» Short task:
Output every line below exactly.

-------- Data extract --------

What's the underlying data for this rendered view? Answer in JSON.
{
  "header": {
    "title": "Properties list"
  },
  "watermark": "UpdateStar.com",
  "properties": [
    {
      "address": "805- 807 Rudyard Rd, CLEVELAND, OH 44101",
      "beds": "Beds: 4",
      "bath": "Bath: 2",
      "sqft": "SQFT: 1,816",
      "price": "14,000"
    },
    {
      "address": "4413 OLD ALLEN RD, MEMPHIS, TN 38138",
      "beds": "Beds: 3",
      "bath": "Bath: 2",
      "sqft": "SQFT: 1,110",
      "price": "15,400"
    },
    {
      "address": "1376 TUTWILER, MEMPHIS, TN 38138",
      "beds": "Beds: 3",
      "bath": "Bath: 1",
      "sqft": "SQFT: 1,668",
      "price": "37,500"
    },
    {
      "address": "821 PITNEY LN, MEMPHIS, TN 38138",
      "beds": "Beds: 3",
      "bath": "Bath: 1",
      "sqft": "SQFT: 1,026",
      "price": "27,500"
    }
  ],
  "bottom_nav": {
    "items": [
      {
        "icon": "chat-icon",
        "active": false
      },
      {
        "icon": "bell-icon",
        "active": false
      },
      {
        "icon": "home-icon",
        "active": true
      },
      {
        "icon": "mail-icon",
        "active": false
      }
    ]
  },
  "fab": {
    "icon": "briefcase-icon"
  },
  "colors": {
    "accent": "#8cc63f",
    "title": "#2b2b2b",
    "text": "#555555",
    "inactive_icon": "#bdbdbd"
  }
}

--------

» Response to this task:
What's the underlying data for this rendered view? Answer in JSON.
{
  "header": {
    "title": "Properties list"
  },
  "watermark": "UpdateStar.com",
  "properties": [
    {
      "address": "805- 807 Rudyard Rd, CLEVELAND, OH 44101",
      "beds": "Beds: 4",
      "bath": "Bath: 2",
      "sqft": "SQFT: 1,816",
      "price": "14,000"
    },
    {
      "address": "4413 OLD ALLEN RD, MEMPHIS, TN 38138",
      "beds": "Beds: 3",
      "bath": "Bath: 2",
      "sqft": "SQFT: 1,110",
      "price": "15,400"
    },
    {
      "address": "1376 TUTWILER, MEMPHIS, TN 38138",
      "beds": "Beds: 3",
      "bath": "Bath: 1",
      "sqft": "SQFT: 1,668",
      "price": "37,500"
    },
    {
      "address": "821 PITNEY LN, MEMPHIS, TN 38138",
      "beds": "Beds: 3",
      "bath": "Bath: 1",
      "sqft": "SQFT: 1,026",
      "price": "27,500"
    }
  ],
  "bottom_nav": {
    "items": [
      {
        "icon": "chat-icon",
        "active": false
      },
      {
        "icon": "bell-icon",
        "active": false
      },
      {
        "icon": "home-icon",
        "active": true
      },
      {
        "icon": "mail-icon",
        "active": false
      }
    ]
  },
  "fab": {
    "icon": "briefcase-icon"
  },
  "colors": {
    "accent": "#8cc63f",
    "title": "#2b2b2b",
    "text": "#555555",
    "inactive_icon": "#bdbdbd"
  }
}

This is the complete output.